#### Aim of the task
Copy all of the material below exactly.

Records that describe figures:

##############################

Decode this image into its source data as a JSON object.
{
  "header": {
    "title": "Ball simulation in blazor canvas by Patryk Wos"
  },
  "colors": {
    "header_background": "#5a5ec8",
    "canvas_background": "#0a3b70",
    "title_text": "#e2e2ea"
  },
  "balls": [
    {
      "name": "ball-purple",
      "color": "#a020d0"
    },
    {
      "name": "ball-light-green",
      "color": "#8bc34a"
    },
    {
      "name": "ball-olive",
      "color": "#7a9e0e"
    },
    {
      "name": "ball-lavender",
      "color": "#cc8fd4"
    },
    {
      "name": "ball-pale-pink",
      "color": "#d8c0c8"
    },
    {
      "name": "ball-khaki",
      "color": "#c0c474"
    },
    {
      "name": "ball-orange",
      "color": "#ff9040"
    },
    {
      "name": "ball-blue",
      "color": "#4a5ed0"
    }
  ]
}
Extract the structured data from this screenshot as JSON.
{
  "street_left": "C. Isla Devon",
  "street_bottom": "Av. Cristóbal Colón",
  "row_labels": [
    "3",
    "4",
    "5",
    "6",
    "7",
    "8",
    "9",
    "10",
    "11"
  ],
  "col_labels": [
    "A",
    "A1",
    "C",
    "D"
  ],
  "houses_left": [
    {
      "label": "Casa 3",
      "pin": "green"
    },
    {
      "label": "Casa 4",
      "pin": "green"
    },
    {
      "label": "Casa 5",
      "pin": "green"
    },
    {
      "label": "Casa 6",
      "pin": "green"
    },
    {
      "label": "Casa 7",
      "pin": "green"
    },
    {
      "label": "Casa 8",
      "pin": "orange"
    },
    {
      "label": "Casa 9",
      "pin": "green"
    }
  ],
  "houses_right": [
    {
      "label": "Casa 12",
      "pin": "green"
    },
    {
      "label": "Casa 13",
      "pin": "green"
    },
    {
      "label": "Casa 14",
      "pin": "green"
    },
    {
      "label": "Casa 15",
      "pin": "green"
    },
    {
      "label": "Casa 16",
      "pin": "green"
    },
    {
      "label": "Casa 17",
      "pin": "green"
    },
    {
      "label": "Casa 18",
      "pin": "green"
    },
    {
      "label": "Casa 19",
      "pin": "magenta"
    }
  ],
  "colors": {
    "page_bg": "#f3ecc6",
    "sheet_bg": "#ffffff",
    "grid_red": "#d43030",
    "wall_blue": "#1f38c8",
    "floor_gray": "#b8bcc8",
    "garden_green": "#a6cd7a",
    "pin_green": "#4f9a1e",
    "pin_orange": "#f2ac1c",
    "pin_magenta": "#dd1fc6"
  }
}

##############################

#### Output
Decode this image into its source data as a JSON object.
{
  "header": {
    "title": "Ball simulation in blazor canvas by Patryk Wos"
  },
  "colors": {
    "header_background": "#5a5ec8",
    "canvas_background": "#0a3b70",
    "title_text": "#e2e2ea"
  },
  "balls": [
    {
      "name": "ball-purple",
      "color": "#a020d0"
    },
    {
      "name": "ball-light-green",
      "color": "#8bc34a"
    },
    {
      "name": "ball-olive",
      "color": "#7a9e0e"
    },
    {
      "name": "ball-lavender",
      "color": "#cc8fd4"
    },
    {
      "name": "ball-pale-pink",
      "color": "#d8c0c8"
    },
    {
      "name": "ball-khaki",
      "color": "#c0c474"
    },
    {
      "name": "ball-orange",
      "color": "#ff9040"
    },
    {
      "name": "ball-blue",
      "color": "#4a5ed0"
    }
  ]
}
Extract the structured data from this screenshot as JSON.
{
  "street_left": "C. Isla Devon",
  "street_bottom": "Av. Cristóbal Colón",
  "row_labels": [
    "3",
    "4",
    "5",
    "6",
    "7",
    "8",
    "9",
    "10",
    "11"
  ],
  "col_labels": [
    "A",
    "A1",
    "C",
    "D"
  ],
  "houses_left": [
    {
      "label": "Casa 3",
      "pin": "green"
    },
    {
      "label": "Casa 4",
      "pin": "green"
    },
    {
      "label": "Casa 5",
      "pin": "green"
    },
    {
      "label": "Casa 6",
      "pin": "green"
    },
    {
      "label": "Casa 7",
      "pin": "green"
    },
    {
      "label": "Casa 8",
      "pin": "orange"
    },
    {
      "label": "Casa 9",
      "pin": "green"
    }
  ],
  "houses_right": [
    {
      "label": "Casa 12",
      "pin": "green"
    },
    {
      "label": "Casa 13",
      "pin": "green"
    },
    {
      "label": "Casa 14",
      "pin": "green"
    },
    {
      "label": "Casa 15",
      "pin": "green"
    },
    {
      "label": "Casa 16",
      "pin": "green"
    },
    {
      "label": "Casa 17",
      "pin": "green"
    },
    {
      "label": "Casa 18",
      "pin": "green"
    },
    {
      "label": "Casa 19",
      "pin": "magenta"
    }
  ],
  "colors": {
    "page_bg": "#f3ecc6",
    "sheet_bg": "#ffffff",
    "grid_red": "#d43030",
    "wall_blue": "#1f38c8",
    "floor_gray": "#b8bcc8",
    "garden_green": "#a6cd7a",
    "pin_green": "#4f9a1e",
    "pin_orange": "#f2ac1c",
    "pin_magenta": "#dd1fc6"
  }
}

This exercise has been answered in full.